Work to do:
Look below and pull out each line with the word "opcode".

Records supplied:
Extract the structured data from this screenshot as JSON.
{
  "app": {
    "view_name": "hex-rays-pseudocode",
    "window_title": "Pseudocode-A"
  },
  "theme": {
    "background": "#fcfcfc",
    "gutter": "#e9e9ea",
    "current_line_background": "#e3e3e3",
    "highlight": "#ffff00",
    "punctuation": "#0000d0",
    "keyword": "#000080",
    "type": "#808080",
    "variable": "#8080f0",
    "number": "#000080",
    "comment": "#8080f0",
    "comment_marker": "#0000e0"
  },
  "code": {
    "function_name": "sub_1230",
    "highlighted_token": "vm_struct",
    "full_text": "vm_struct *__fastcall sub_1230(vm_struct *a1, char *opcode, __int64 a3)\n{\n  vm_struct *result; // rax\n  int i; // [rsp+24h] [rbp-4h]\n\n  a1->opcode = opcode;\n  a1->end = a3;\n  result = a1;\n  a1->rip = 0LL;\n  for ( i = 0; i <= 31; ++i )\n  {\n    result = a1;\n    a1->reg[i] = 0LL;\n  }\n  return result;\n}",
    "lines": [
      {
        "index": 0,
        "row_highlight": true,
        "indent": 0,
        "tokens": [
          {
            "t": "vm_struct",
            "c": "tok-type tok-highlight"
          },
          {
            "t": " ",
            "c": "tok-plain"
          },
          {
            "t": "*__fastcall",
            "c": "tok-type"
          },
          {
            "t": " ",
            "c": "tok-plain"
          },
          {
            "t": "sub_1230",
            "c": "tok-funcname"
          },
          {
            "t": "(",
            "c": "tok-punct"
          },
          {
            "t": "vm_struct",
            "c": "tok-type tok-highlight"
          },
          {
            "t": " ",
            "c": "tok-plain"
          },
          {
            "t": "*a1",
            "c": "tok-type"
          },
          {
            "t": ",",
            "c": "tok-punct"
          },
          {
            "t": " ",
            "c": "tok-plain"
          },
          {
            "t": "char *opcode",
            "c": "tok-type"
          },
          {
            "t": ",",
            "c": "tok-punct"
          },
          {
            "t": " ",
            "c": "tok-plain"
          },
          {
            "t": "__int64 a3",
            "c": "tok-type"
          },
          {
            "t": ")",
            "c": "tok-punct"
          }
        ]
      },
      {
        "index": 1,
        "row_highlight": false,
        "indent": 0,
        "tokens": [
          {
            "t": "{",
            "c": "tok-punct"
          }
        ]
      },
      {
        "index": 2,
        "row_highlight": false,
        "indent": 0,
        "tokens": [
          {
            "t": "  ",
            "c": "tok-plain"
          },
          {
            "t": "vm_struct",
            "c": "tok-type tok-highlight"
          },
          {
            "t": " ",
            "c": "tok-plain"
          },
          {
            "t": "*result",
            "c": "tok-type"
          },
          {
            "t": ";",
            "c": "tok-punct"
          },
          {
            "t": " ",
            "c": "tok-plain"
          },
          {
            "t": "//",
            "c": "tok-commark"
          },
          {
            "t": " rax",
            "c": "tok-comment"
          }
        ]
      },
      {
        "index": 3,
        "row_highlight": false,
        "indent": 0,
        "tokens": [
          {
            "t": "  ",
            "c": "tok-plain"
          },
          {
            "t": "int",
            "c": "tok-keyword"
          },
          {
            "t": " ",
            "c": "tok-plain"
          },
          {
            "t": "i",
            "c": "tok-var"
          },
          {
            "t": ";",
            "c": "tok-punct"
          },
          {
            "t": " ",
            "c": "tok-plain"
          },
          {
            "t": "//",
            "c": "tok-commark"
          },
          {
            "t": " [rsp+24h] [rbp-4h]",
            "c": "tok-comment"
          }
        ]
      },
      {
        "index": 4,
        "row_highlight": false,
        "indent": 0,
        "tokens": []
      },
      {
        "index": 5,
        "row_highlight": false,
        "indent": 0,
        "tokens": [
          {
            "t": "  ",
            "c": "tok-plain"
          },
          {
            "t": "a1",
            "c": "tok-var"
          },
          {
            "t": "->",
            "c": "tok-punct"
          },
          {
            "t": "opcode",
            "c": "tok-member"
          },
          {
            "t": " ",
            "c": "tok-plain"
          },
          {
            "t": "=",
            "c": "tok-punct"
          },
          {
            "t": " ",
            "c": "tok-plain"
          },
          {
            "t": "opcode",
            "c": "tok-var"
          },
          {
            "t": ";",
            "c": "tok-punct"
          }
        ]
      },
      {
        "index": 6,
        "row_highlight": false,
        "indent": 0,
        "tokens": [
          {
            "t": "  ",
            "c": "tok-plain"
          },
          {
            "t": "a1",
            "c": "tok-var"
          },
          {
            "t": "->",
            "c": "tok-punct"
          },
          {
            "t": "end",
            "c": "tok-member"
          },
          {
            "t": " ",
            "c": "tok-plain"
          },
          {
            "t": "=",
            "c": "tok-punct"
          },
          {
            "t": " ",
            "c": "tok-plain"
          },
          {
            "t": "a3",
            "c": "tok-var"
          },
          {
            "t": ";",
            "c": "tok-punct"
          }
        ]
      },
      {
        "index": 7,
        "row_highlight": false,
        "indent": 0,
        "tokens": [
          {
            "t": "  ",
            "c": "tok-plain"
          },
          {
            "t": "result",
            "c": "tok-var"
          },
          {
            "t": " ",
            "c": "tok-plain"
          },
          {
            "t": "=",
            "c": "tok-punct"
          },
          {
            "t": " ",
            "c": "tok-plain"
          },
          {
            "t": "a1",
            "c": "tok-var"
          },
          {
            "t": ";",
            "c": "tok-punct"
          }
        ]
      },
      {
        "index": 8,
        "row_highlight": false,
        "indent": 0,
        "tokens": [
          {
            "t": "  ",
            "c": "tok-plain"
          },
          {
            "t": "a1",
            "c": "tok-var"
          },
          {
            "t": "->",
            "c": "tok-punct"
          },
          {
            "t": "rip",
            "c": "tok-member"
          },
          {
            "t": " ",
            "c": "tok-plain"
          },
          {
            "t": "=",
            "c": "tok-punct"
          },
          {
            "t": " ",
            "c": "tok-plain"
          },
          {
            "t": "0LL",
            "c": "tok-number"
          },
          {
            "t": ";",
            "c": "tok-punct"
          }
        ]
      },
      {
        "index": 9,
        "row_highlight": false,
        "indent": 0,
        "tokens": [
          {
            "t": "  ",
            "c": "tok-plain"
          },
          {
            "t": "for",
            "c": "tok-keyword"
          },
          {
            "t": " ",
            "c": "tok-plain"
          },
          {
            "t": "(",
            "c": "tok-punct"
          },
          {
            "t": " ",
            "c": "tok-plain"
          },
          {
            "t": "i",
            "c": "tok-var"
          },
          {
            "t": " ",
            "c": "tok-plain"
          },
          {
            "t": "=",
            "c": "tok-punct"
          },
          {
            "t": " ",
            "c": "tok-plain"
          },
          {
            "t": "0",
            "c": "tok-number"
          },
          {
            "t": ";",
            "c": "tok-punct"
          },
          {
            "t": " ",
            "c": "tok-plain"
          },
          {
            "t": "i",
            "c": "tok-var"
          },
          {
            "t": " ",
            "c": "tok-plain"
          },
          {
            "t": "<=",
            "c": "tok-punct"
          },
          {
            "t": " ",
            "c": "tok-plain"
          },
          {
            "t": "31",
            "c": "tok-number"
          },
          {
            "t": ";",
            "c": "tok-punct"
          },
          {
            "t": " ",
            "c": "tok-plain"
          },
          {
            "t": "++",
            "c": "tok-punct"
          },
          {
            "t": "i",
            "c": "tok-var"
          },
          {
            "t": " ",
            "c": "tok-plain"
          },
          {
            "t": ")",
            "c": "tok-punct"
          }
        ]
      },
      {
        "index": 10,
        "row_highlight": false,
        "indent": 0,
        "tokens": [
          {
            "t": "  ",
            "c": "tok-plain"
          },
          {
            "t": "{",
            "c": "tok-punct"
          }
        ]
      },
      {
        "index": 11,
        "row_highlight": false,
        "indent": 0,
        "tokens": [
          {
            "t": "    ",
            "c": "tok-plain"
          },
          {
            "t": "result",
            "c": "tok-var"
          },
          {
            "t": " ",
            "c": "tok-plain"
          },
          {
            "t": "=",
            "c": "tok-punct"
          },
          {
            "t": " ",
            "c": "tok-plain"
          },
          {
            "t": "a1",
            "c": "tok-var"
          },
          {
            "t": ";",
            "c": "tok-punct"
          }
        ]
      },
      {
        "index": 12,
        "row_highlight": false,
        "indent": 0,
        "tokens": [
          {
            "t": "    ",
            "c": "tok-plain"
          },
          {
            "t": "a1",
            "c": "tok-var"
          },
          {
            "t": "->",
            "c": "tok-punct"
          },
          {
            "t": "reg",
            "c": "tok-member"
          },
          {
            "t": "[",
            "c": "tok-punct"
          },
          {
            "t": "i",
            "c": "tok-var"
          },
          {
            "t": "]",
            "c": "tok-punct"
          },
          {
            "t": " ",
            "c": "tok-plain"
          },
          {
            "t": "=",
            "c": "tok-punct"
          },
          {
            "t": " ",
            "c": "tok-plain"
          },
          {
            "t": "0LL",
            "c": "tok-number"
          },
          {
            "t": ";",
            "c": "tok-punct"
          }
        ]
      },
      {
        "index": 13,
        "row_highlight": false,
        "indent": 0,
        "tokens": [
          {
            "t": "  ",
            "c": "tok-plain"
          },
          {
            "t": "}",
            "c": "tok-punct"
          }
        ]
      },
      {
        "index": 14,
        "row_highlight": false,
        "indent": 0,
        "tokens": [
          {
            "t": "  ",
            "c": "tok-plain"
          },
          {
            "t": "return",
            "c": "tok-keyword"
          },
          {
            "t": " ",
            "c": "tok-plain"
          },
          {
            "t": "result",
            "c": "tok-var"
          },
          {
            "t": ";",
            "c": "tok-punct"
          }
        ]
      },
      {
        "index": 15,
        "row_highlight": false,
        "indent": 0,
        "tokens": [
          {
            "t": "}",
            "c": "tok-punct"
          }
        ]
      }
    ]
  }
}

Solved exercise:
    "full_text": "vm_struct *__fastcall sub_1230(vm_struct *a1, char *opcode, __int64 a3)\n{\n  vm_struct *result; // rax\n  int i; // [rsp+24h] [rbp-4h]\n\n  a1->opcode = opcode;\n  a1->end = a3;\n  result = a1;\n  a1->rip = 0LL;\n  for ( i = 0; i <= 31; ++i )\n  {\n    result = a1;\n    a1->reg[i] = 0LL;\n  }\n  return result;\n}",
            "t": "char *opcode",
            "t": "opcode",
            "t": "opcode",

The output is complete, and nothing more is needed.